Required work: Drop every picture, then transcribe the remaining data exactly.

Source data:
· · ·

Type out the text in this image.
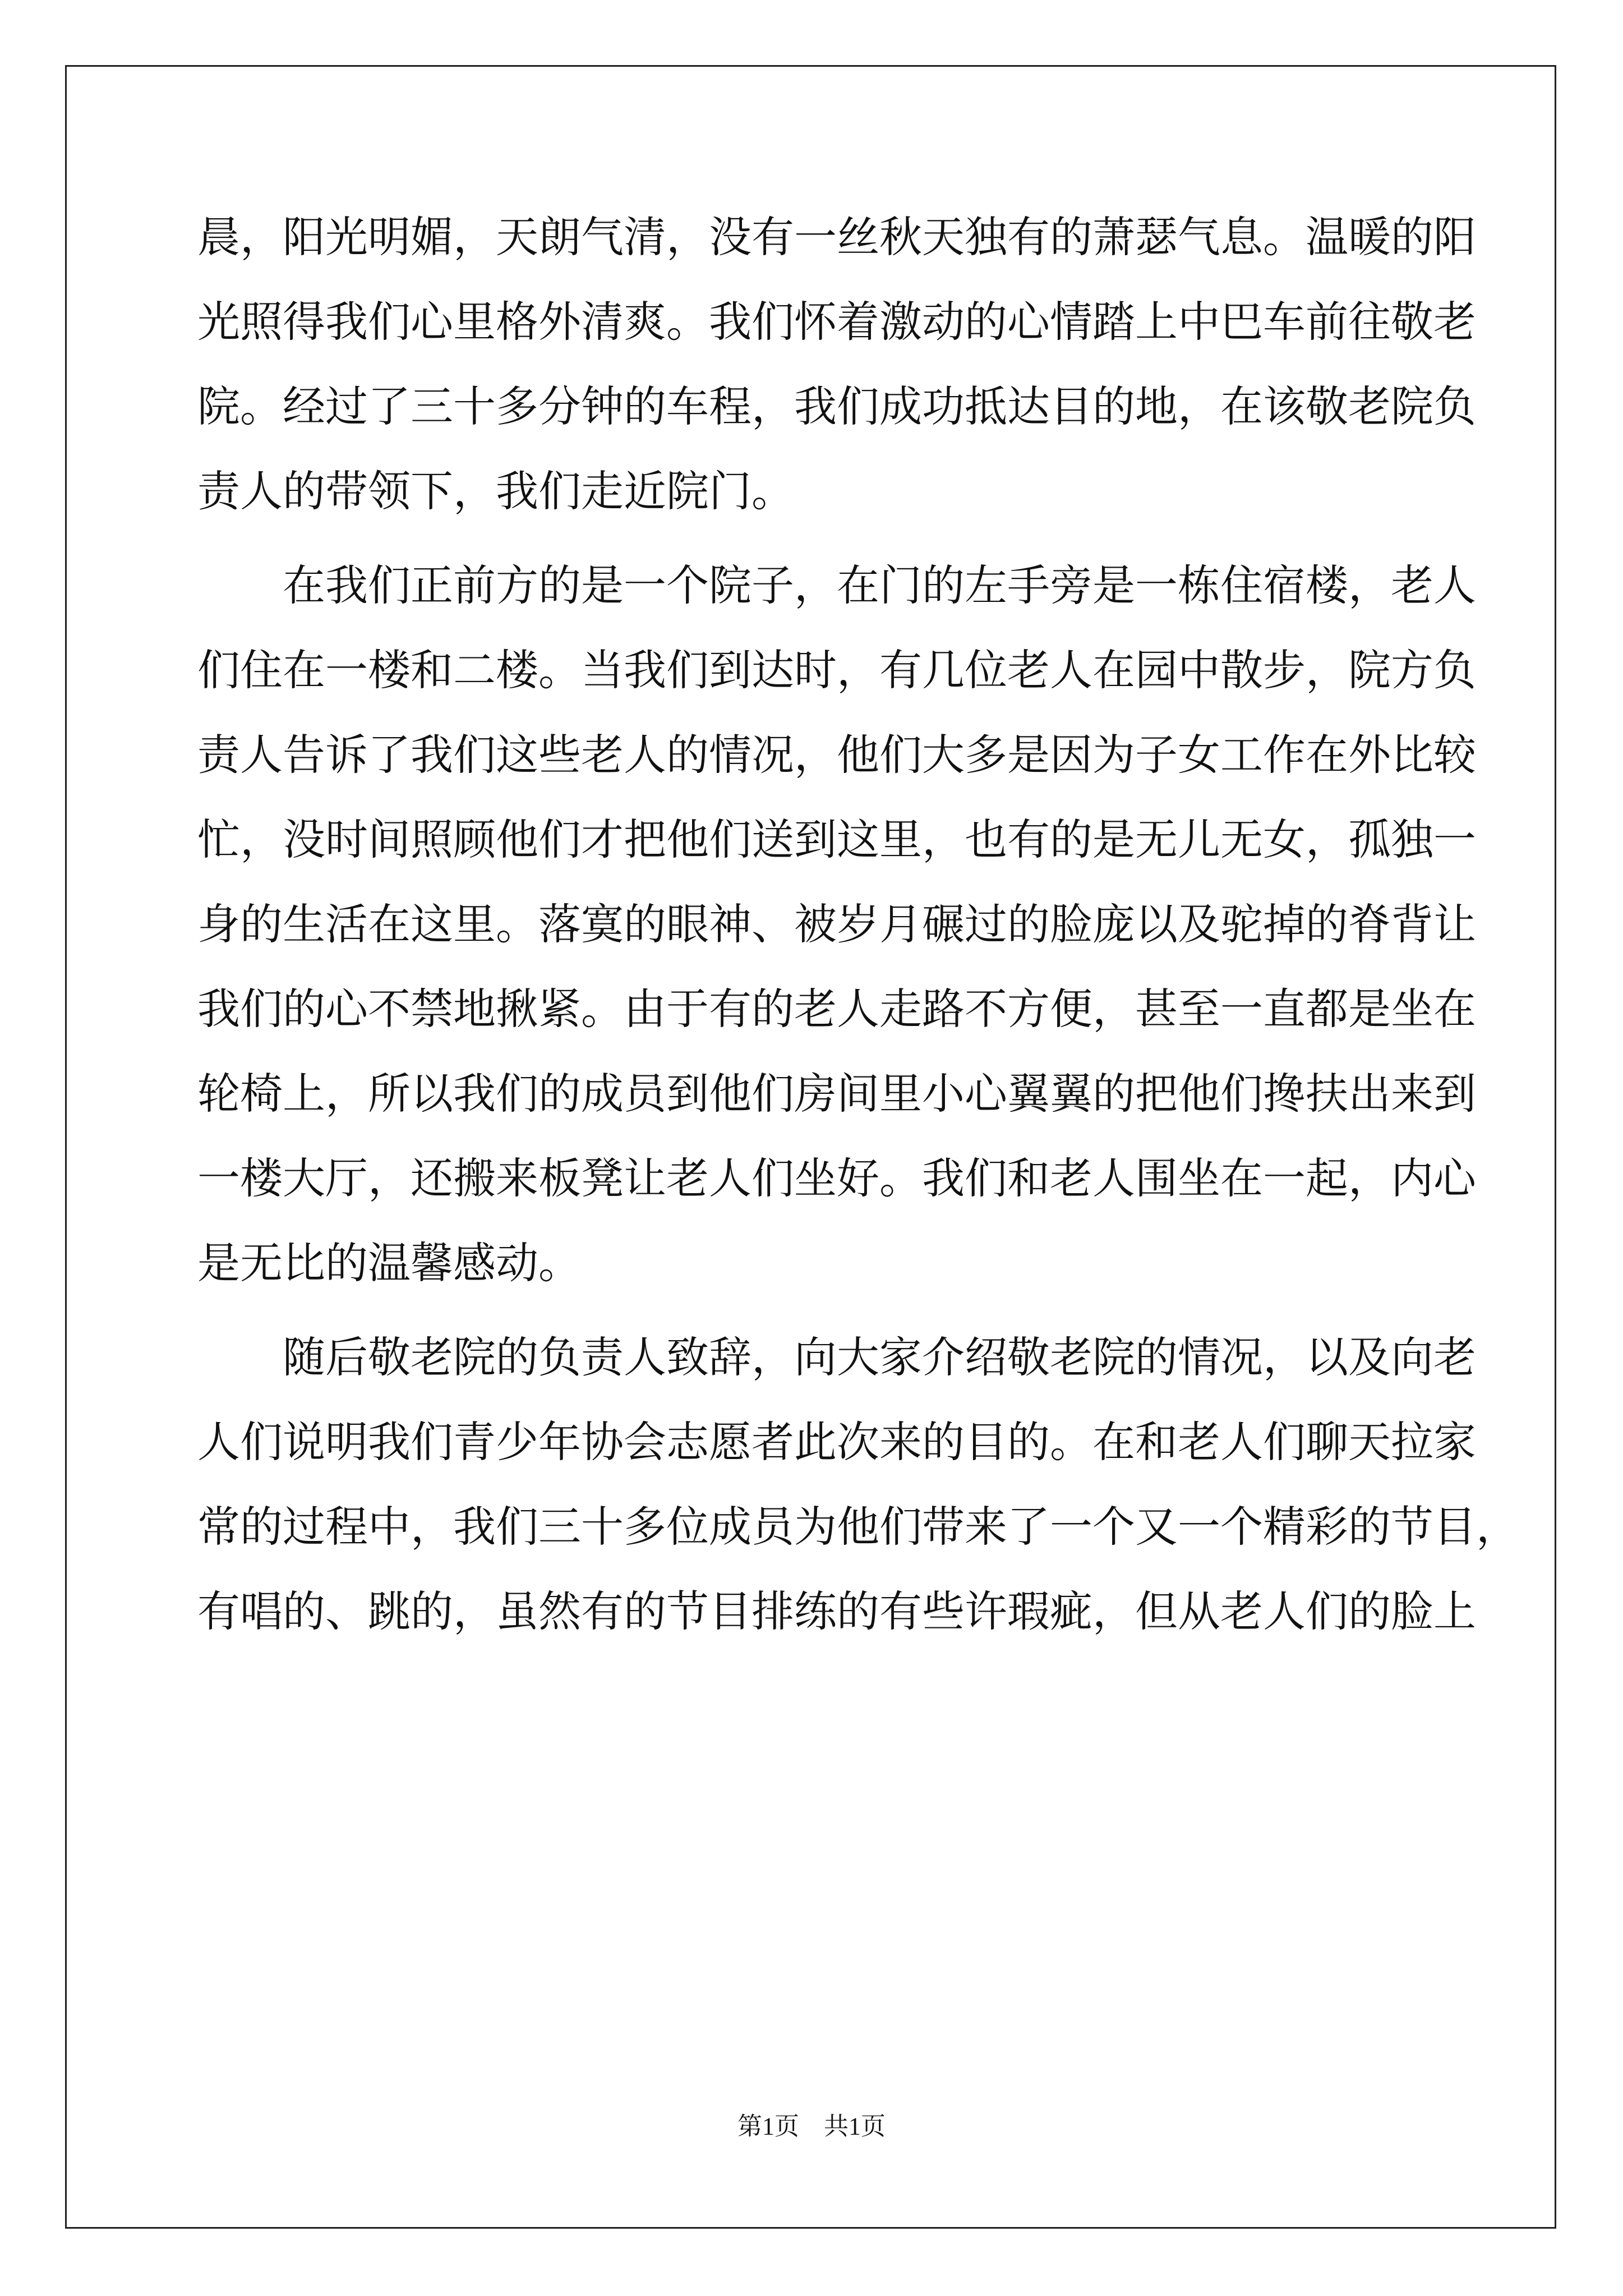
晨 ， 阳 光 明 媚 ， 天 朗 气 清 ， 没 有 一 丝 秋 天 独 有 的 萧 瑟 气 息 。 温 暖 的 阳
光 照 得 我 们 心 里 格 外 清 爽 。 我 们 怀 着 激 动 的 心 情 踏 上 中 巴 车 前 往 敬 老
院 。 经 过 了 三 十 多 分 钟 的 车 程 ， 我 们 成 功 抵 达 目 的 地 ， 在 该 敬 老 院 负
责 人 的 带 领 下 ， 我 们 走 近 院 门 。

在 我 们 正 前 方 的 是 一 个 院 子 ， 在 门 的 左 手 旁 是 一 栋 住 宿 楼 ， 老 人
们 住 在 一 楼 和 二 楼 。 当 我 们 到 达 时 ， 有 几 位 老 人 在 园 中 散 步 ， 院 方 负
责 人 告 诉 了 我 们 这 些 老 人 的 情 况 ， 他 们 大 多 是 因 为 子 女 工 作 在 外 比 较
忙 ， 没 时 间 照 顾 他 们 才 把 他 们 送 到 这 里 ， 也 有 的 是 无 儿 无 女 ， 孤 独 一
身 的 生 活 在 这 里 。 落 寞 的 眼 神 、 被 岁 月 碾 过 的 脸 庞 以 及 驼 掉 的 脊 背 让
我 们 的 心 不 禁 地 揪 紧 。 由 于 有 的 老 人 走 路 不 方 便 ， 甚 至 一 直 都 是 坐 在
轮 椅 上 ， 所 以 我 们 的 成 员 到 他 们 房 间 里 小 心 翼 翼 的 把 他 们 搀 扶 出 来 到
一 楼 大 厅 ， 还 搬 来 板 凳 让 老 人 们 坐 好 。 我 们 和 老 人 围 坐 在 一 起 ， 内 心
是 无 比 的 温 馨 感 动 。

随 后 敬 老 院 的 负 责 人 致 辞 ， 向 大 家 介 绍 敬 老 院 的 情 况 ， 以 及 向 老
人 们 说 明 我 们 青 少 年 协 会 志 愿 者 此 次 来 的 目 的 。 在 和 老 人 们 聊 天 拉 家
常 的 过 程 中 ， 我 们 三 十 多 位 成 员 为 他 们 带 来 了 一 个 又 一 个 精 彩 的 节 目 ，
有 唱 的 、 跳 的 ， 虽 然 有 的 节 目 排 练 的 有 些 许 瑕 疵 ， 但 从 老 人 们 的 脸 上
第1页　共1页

· · ·

Solution to this problem:
Type out the text in this image.
晨 ， 阳 光 明 媚 ， 天 朗 气 清 ， 没 有 一 丝 秋 天 独 有 的 萧 瑟 气 息 。 温 暖 的 阳
光 照 得 我 们 心 里 格 外 清 爽 。 我 们 怀 着 激 动 的 心 情 踏 上 中 巴 车 前 往 敬 老
院 。 经 过 了 三 十 多 分 钟 的 车 程 ， 我 们 成 功 抵 达 目 的 地 ， 在 该 敬 老 院 负
责 人 的 带 领 下 ， 我 们 走 近 院 门 。

在 我 们 正 前 方 的 是 一 个 院 子 ， 在 门 的 左 手 旁 是 一 栋 住 宿 楼 ， 老 人
们 住 在 一 楼 和 二 楼 。 当 我 们 到 达 时 ， 有 几 位 老 人 在 园 中 散 步 ， 院 方 负
责 人 告 诉 了 我 们 这 些 老 人 的 情 况 ， 他 们 大 多 是 因 为 子 女 工 作 在 外 比 较
忙 ， 没 时 间 照 顾 他 们 才 把 他 们 送 到 这 里 ， 也 有 的 是 无 儿 无 女 ， 孤 独 一
身 的 生 活 在 这 里 。 落 寞 的 眼 神 、 被 岁 月 碾 过 的 脸 庞 以 及 驼 掉 的 脊 背 让
我 们 的 心 不 禁 地 揪 紧 。 由 于 有 的 老 人 走 路 不 方 便 ， 甚 至 一 直 都 是 坐 在
轮 椅 上 ， 所 以 我 们 的 成 员 到 他 们 房 间 里 小 心 翼 翼 的 把 他 们 搀 扶 出 来 到
一 楼 大 厅 ， 还 搬 来 板 凳 让 老 人 们 坐 好 。 我 们 和 老 人 围 坐 在 一 起 ， 内 心
是 无 比 的 温 馨 感 动 。

随 后 敬 老 院 的 负 责 人 致 辞 ， 向 大 家 介 绍 敬 老 院 的 情 况 ， 以 及 向 老
人 们 说 明 我 们 青 少 年 协 会 志 愿 者 此 次 来 的 目 的 。 在 和 老 人 们 聊 天 拉 家
常 的 过 程 中 ， 我 们 三 十 多 位 成 员 为 他 们 带 来 了 一 个 又 一 个 精 彩 的 节 目 ，
有 唱 的 、 跳 的 ， 虽 然 有 的 节 目 排 练 的 有 些 许 瑕 疵 ， 但 从 老 人 们 的 脸 上
第1页　共1页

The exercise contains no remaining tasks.